**Assignment**
Look through the data for the string "text". Copy every line where it is found.

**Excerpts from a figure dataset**
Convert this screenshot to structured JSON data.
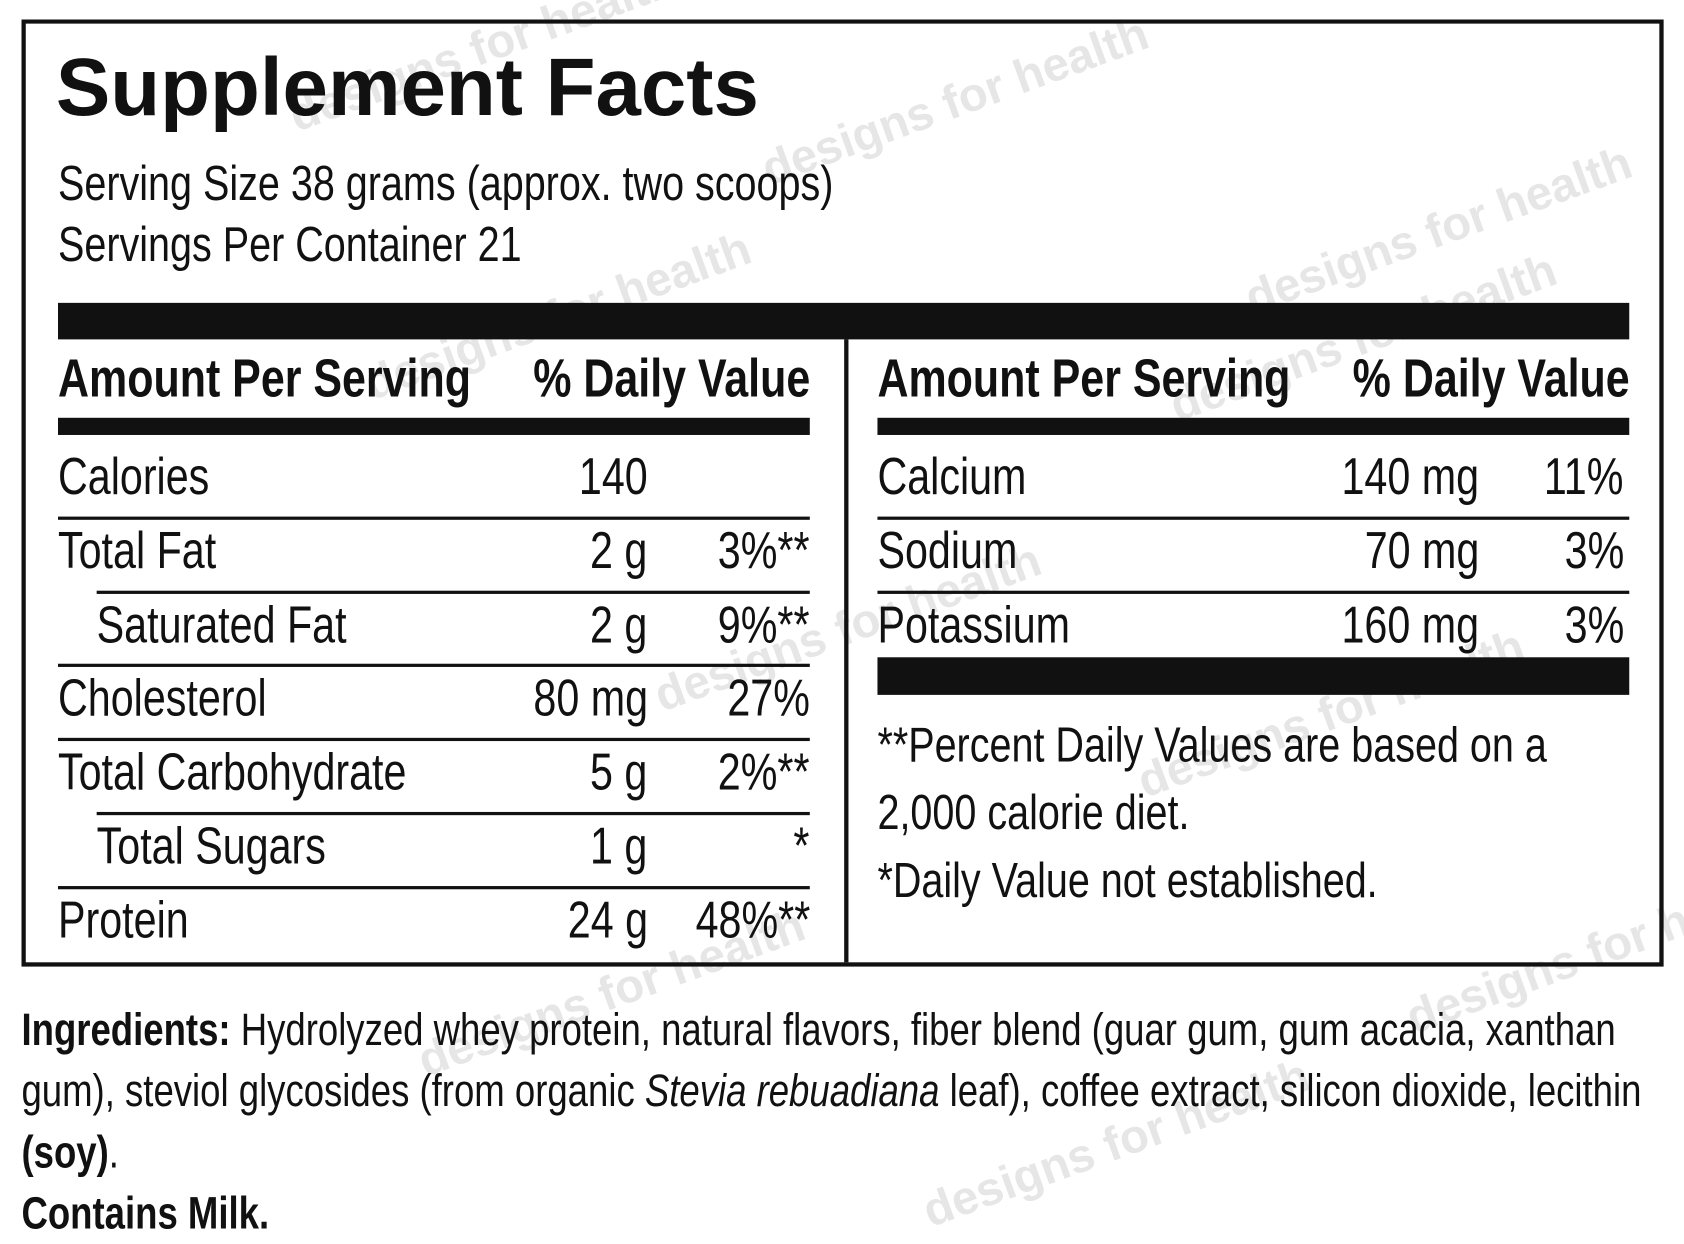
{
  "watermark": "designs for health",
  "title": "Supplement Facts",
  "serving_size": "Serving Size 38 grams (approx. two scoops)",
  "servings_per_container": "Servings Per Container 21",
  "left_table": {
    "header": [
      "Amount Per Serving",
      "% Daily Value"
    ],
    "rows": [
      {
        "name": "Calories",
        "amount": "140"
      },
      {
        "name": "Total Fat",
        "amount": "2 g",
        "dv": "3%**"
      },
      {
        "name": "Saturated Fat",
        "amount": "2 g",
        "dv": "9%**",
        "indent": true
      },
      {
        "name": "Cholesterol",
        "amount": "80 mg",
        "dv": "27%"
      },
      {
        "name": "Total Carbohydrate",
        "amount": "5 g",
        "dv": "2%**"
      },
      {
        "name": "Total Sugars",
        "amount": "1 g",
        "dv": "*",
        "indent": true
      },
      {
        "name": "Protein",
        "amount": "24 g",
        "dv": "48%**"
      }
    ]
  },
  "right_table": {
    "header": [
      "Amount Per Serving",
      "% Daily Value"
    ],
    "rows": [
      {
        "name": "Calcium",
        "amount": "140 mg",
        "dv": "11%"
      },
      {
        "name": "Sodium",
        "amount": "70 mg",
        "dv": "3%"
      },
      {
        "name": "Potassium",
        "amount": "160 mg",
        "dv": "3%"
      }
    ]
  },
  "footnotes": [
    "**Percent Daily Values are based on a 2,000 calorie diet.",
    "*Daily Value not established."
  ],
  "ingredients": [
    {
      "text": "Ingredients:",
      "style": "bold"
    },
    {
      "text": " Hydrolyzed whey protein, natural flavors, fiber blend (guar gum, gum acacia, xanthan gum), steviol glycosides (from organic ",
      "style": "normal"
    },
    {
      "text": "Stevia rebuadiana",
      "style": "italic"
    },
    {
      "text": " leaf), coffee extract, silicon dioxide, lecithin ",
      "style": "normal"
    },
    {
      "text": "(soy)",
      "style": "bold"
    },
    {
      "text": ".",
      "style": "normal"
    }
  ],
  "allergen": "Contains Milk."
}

**Expected answer**
      "text": "Ingredients:",
      "text": " Hydrolyzed whey protein, natural flavors, fiber blend (guar gum, gum acacia, xanthan gum), steviol glycosides (from organic ",
      "text": "Stevia rebuadiana",
      "text": " leaf), coffee extract, silicon dioxide, lecithin ",
      "text": "(soy)",
      "text": ".",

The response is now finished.